**TASK REQUIREMENTS**
In the entries that follow, identify the line containing "Give me the" and return it together with all later lines, exactly as they appear.

Items from a dataset
━━━━━━━━━━━━━━━━━━━━

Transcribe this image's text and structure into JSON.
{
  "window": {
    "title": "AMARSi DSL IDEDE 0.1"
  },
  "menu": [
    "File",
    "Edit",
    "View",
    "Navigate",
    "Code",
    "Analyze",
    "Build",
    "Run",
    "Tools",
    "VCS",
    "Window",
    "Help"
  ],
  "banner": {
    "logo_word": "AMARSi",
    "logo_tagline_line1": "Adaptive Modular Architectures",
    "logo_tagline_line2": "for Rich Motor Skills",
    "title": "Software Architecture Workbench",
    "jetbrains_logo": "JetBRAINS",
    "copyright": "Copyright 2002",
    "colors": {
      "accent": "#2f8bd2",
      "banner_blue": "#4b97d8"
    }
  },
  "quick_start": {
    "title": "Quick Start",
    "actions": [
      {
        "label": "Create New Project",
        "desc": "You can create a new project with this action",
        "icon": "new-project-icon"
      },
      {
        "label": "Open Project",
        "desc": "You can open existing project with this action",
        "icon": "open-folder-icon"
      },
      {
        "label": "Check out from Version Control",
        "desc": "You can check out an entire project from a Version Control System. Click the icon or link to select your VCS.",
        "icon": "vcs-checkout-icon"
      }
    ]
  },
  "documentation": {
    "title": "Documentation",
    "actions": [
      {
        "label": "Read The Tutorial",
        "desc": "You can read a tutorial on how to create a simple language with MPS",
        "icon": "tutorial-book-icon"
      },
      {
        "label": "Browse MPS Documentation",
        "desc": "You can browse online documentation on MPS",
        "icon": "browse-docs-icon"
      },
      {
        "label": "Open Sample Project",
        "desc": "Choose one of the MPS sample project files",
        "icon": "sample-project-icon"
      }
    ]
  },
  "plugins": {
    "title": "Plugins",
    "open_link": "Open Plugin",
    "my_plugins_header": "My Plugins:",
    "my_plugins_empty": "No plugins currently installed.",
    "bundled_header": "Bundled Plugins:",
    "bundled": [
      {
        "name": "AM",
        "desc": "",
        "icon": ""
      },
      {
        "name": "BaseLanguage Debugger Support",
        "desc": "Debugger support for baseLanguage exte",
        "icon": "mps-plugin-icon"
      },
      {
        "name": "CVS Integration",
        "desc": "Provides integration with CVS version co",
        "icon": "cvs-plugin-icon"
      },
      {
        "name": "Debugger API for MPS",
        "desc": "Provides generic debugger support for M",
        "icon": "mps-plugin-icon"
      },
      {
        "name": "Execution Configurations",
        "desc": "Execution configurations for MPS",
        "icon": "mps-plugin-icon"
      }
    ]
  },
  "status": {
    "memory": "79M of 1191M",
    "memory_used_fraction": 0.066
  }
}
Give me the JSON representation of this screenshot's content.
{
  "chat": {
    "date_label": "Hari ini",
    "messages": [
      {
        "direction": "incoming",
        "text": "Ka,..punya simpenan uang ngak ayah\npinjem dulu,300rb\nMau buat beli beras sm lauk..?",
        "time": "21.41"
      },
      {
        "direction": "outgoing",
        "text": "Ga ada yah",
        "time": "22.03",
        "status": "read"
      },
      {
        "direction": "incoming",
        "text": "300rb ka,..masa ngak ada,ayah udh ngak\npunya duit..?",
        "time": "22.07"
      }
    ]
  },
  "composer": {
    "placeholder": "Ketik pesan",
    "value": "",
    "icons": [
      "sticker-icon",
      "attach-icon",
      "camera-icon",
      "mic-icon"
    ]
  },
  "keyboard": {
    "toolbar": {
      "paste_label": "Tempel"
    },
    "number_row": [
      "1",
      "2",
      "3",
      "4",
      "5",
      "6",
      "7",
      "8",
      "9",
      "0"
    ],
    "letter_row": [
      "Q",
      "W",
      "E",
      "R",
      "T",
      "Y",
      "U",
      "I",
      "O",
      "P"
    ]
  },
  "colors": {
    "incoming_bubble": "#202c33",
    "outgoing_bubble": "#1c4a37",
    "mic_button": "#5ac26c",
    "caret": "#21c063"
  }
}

━━━━━━━━━━━━━━━━━━━━

**SOLUTION TO THIS EXERCISE**
Give me the JSON representation of this screenshot's content.
{
  "chat": {
    "date_label": "Hari ini",
    "messages": [
      {
        "direction": "incoming",
        "text": "Ka,..punya simpenan uang ngak ayah\npinjem dulu,300rb\nMau buat beli beras sm lauk..?",
        "time": "21.41"
      },
      {
        "direction": "outgoing",
        "text": "Ga ada yah",
        "time": "22.03",
        "status": "read"
      },
      {
        "direction": "incoming",
        "text": "300rb ka,..masa ngak ada,ayah udh ngak\npunya duit..?",
        "time": "22.07"
      }
    ]
  },
  "composer": {
    "placeholder": "Ketik pesan",
    "value": "",
    "icons": [
      "sticker-icon",
      "attach-icon",
      "camera-icon",
      "mic-icon"
    ]
  },
  "keyboard": {
    "toolbar": {
      "paste_label": "Tempel"
    },
    "number_row": [
      "1",
      "2",
      "3",
      "4",
      "5",
      "6",
      "7",
      "8",
      "9",
      "0"
    ],
    "letter_row": [
      "Q",
      "W",
      "E",
      "R",
      "T",
      "Y",
      "U",
      "I",
      "O",
      "P"
    ]
  },
  "colors": {
    "incoming_bubble": "#202c33",
    "outgoing_bubble": "#1c4a37",
    "mic_button": "#5ac26c",
    "caret": "#21c063"
  }
}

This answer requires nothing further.